[Records about charts and figures]
══════════════════════════════

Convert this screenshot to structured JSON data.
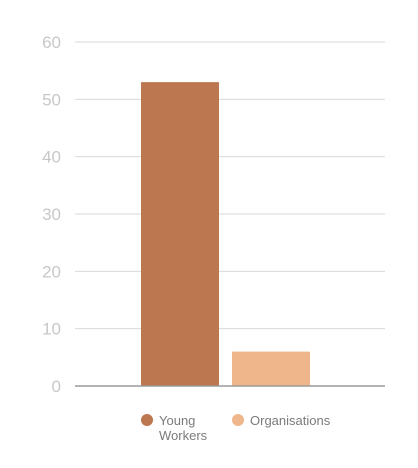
{
  "chart_data": {
    "type": "bar",
    "categories": [
      "Young Workers",
      "Organisations"
    ],
    "series": [
      {
        "name": "Young Workers",
        "values": [
          53,
          null
        ],
        "color": "#bc7750"
      },
      {
        "name": "Organisations",
        "values": [
          null,
          6
        ],
        "color": "#efb68b"
      }
    ],
    "ylim": [
      0,
      60
    ],
    "yticks": [
      "0",
      "10",
      "20",
      "30",
      "40",
      "50",
      "60"
    ],
    "grid": true,
    "legend_position": "bottom",
    "legend": [
      {
        "label_lines": [
          "Young",
          "Workers"
        ],
        "color": "#bc7750"
      },
      {
        "label_lines": [
          "Organisations"
        ],
        "color": "#efb68b"
      }
    ]
  }
}
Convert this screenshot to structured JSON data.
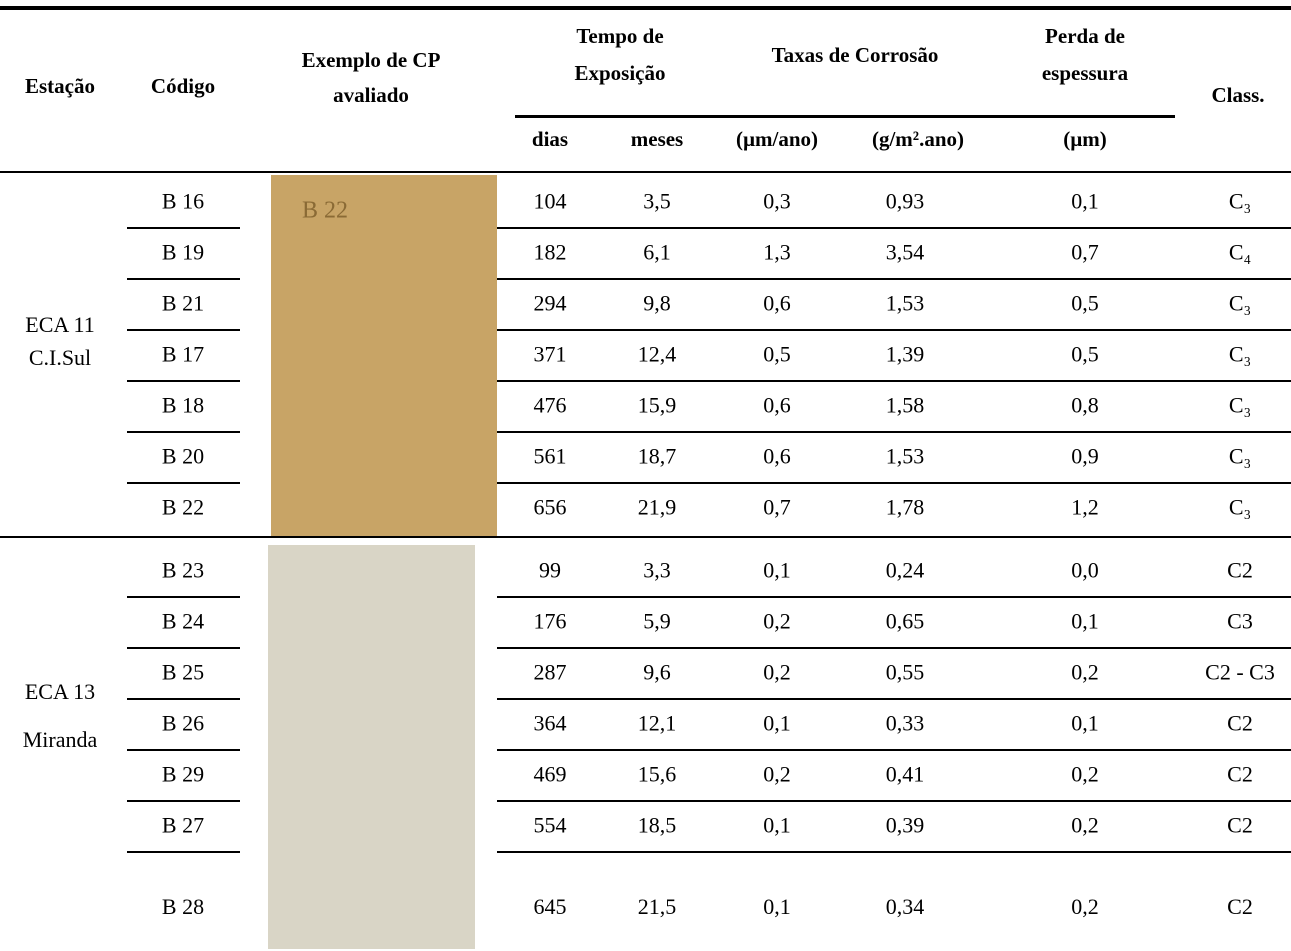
{
  "header": {
    "station": "Estação",
    "code": "Código",
    "sample": [
      "Exemplo de CP",
      "avaliado"
    ],
    "time": [
      "Tempo de",
      "Exposição"
    ],
    "rates": "Taxas de Corrosão",
    "loss": [
      "Perda de",
      "espessura"
    ],
    "class": "Class.",
    "units": [
      "dias",
      "meses",
      "(µm/ano)",
      "(g/m².ano)",
      "(µm)"
    ]
  },
  "groups": [
    {
      "station": [
        "ECA 11",
        "C.I.Sul"
      ],
      "photo_label": "B 22",
      "rows": [
        [
          "B 16",
          "104",
          "3,5",
          "0,3",
          "0,93",
          "0,1",
          "C₃"
        ],
        [
          "B 19",
          "182",
          "6,1",
          "1,3",
          "3,54",
          "0,7",
          "C₄"
        ],
        [
          "B 21",
          "294",
          "9,8",
          "0,6",
          "1,53",
          "0,5",
          "C₃"
        ],
        [
          "B 17",
          "371",
          "12,4",
          "0,5",
          "1,39",
          "0,5",
          "C₃"
        ],
        [
          "B 18",
          "476",
          "15,9",
          "0,6",
          "1,58",
          "0,8",
          "C₃"
        ],
        [
          "B 20",
          "561",
          "18,7",
          "0,6",
          "1,53",
          "0,9",
          "C₃"
        ],
        [
          "B 22",
          "656",
          "21,9",
          "0,7",
          "1,78",
          "1,2",
          "C₃"
        ]
      ]
    },
    {
      "station": [
        "ECA 13",
        "Miranda"
      ],
      "rows": [
        [
          "B 23",
          "99",
          "3,3",
          "0,1",
          "0,24",
          "0,0",
          "C2"
        ],
        [
          "B 24",
          "176",
          "5,9",
          "0,2",
          "0,65",
          "0,1",
          "C3"
        ],
        [
          "B 25",
          "287",
          "9,6",
          "0,2",
          "0,55",
          "0,2",
          "C2 - C3"
        ],
        [
          "B 26",
          "364",
          "12,1",
          "0,1",
          "0,33",
          "0,1",
          "C2"
        ],
        [
          "B 29",
          "469",
          "15,6",
          "0,2",
          "0,41",
          "0,2",
          "C2"
        ],
        [
          "B 27",
          "554",
          "18,5",
          "0,1",
          "0,39",
          "0,2",
          "C2"
        ],
        [
          "B 28",
          "645",
          "21,5",
          "0,1",
          "0,34",
          "0,2",
          "C2"
        ]
      ]
    }
  ]
}
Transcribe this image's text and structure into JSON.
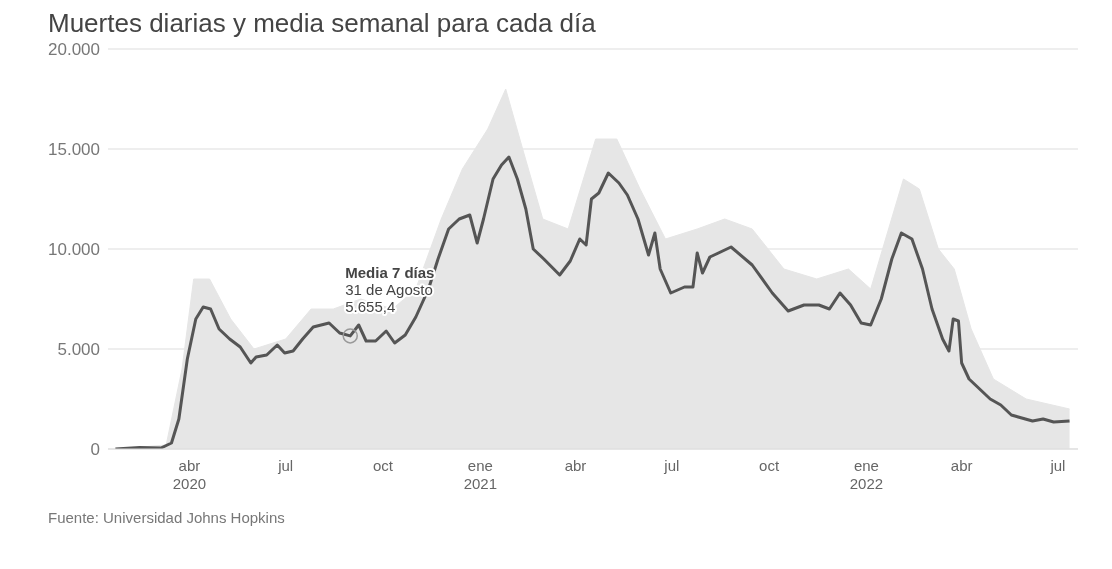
{
  "chart_data": {
    "type": "line",
    "title": "Muertes diarias y media semanal para cada día",
    "series": [
      {
        "type": "area",
        "color": "#e6e6e6",
        "x": [
          "2020-01-22",
          "2020-03-10",
          "2020-03-25",
          "2020-04-05",
          "2020-04-20",
          "2020-05-10",
          "2020-06-01",
          "2020-07-01",
          "2020-07-25",
          "2020-08-15",
          "2020-09-10",
          "2020-10-10",
          "2020-11-01",
          "2020-11-25",
          "2020-12-15",
          "2021-01-08",
          "2021-01-25",
          "2021-02-10",
          "2021-03-01",
          "2021-03-25",
          "2021-04-20",
          "2021-05-10",
          "2021-06-01",
          "2021-06-25",
          "2021-07-25",
          "2021-08-20",
          "2021-09-15",
          "2021-10-15",
          "2021-11-15",
          "2021-12-15",
          "2022-01-05",
          "2022-02-05",
          "2022-02-20",
          "2022-03-10",
          "2022-03-25",
          "2022-04-10",
          "2022-05-01",
          "2022-06-01",
          "2022-07-12"
        ],
        "values": [
          0,
          200,
          4000,
          8500,
          8500,
          6500,
          5000,
          5500,
          7000,
          7000,
          7500,
          7000,
          8000,
          11500,
          14000,
          16000,
          18000,
          15000,
          11500,
          11000,
          15500,
          15500,
          13000,
          10500,
          11000,
          11500,
          11000,
          9000,
          8500,
          9000,
          8000,
          13500,
          13000,
          10000,
          9000,
          6000,
          3500,
          2500,
          2000
        ]
      },
      {
        "name": "Media 7 días",
        "color": "#555555",
        "x": [
          "2020-01-22",
          "2020-02-14",
          "2020-03-05",
          "2020-03-15",
          "2020-03-22",
          "2020-03-30",
          "2020-04-07",
          "2020-04-14",
          "2020-04-21",
          "2020-04-29",
          "2020-05-09",
          "2020-05-19",
          "2020-05-29",
          "2020-06-03",
          "2020-06-13",
          "2020-06-23",
          "2020-06-30",
          "2020-07-08",
          "2020-07-17",
          "2020-07-27",
          "2020-08-11",
          "2020-08-21",
          "2020-08-31",
          "2020-09-08",
          "2020-09-15",
          "2020-09-24",
          "2020-10-04",
          "2020-10-12",
          "2020-10-22",
          "2020-11-01",
          "2020-11-13",
          "2020-11-22",
          "2020-12-02",
          "2020-12-12",
          "2020-12-22",
          "2020-12-29",
          "2021-01-04",
          "2021-01-13",
          "2021-01-21",
          "2021-01-28",
          "2021-02-05",
          "2021-02-13",
          "2021-02-20",
          "2021-03-02",
          "2021-03-17",
          "2021-03-27",
          "2021-04-05",
          "2021-04-11",
          "2021-04-16",
          "2021-04-23",
          "2021-05-02",
          "2021-05-12",
          "2021-05-20",
          "2021-05-30",
          "2021-06-09",
          "2021-06-15",
          "2021-06-20",
          "2021-06-30",
          "2021-07-13",
          "2021-07-21",
          "2021-07-25",
          "2021-07-30",
          "2021-08-06",
          "2021-08-26",
          "2021-09-15",
          "2021-10-04",
          "2021-10-19",
          "2021-11-03",
          "2021-11-17",
          "2021-11-27",
          "2021-12-07",
          "2021-12-17",
          "2021-12-27",
          "2022-01-05",
          "2022-01-15",
          "2022-01-25",
          "2022-02-03",
          "2022-02-13",
          "2022-02-23",
          "2022-03-04",
          "2022-03-14",
          "2022-03-20",
          "2022-03-24",
          "2022-03-29",
          "2022-04-01",
          "2022-04-08",
          "2022-04-18",
          "2022-04-28",
          "2022-05-08",
          "2022-05-18",
          "2022-06-07",
          "2022-06-17",
          "2022-06-27",
          "2022-07-12"
        ],
        "values": [
          0,
          80,
          50,
          300,
          1500,
          4500,
          6500,
          7100,
          7000,
          6000,
          5500,
          5100,
          4300,
          4600,
          4700,
          5200,
          4800,
          4900,
          5500,
          6100,
          6300,
          5800,
          5655,
          6200,
          5400,
          5400,
          5900,
          5300,
          5700,
          6600,
          8000,
          9500,
          11000,
          11500,
          11700,
          10300,
          11500,
          13500,
          14200,
          14600,
          13500,
          12000,
          10000,
          9500,
          8700,
          9400,
          10500,
          10200,
          12500,
          12800,
          13800,
          13300,
          12700,
          11500,
          9700,
          10800,
          9000,
          7800,
          8100,
          8100,
          9800,
          8800,
          9600,
          10100,
          9200,
          7800,
          6900,
          7200,
          7200,
          7000,
          7800,
          7200,
          6300,
          6200,
          7500,
          9500,
          10800,
          10500,
          9000,
          7000,
          5500,
          4900,
          6500,
          6400,
          4300,
          3500,
          3000,
          2500,
          2200,
          1700,
          1400,
          1500,
          1350,
          1400
        ]
      }
    ],
    "xlim": [
      "2020-01-15",
      "2022-07-20"
    ],
    "xticks": [
      {
        "value": "2020-04-01",
        "label": "abr\n2020"
      },
      {
        "value": "2020-07-01",
        "label": "jul"
      },
      {
        "value": "2020-10-01",
        "label": "oct"
      },
      {
        "value": "2021-01-01",
        "label": "ene\n2021"
      },
      {
        "value": "2021-04-01",
        "label": "abr"
      },
      {
        "value": "2021-07-01",
        "label": "jul"
      },
      {
        "value": "2021-10-01",
        "label": "oct"
      },
      {
        "value": "2022-01-01",
        "label": "ene\n2022"
      },
      {
        "value": "2022-04-01",
        "label": "abr"
      },
      {
        "value": "2022-07-01",
        "label": "jul"
      }
    ],
    "ylim": [
      0,
      20000
    ],
    "yticks": [
      {
        "value": 0,
        "label": "0"
      },
      {
        "value": 5000,
        "label": "5.000"
      },
      {
        "value": 10000,
        "label": "10.000"
      },
      {
        "value": 15000,
        "label": "15.000"
      },
      {
        "value": 20000,
        "label": "20.000"
      }
    ],
    "grid": "y",
    "legend": false,
    "marker": "none",
    "line_style": "solid",
    "annotations": [
      {
        "text": "31 de Agosto",
        "x": "2020-08-31",
        "y": 5655.4
      },
      {
        "text": "5.655,4",
        "x": "2020-08-31",
        "y": 5655.4
      },
      "Fuente: Universidad Johns Hopkins"
    ]
  }
}
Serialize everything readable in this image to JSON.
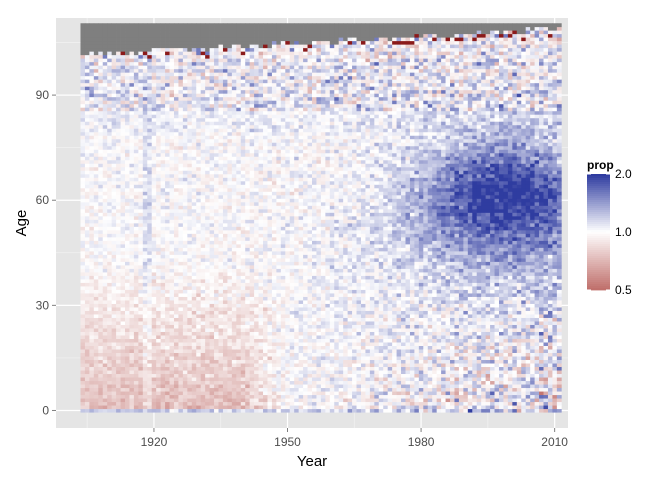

══════════════════════════════

> _Work instructions_
Pull out each line of the records holding the string "JSON".

> _Task solution_
Convert this screenshot to structured JSON data.
Convert this screenshot to structured JSON data.
Transcribe this image's text and structure into JSON.
Serialize everything readable in this image to JSON.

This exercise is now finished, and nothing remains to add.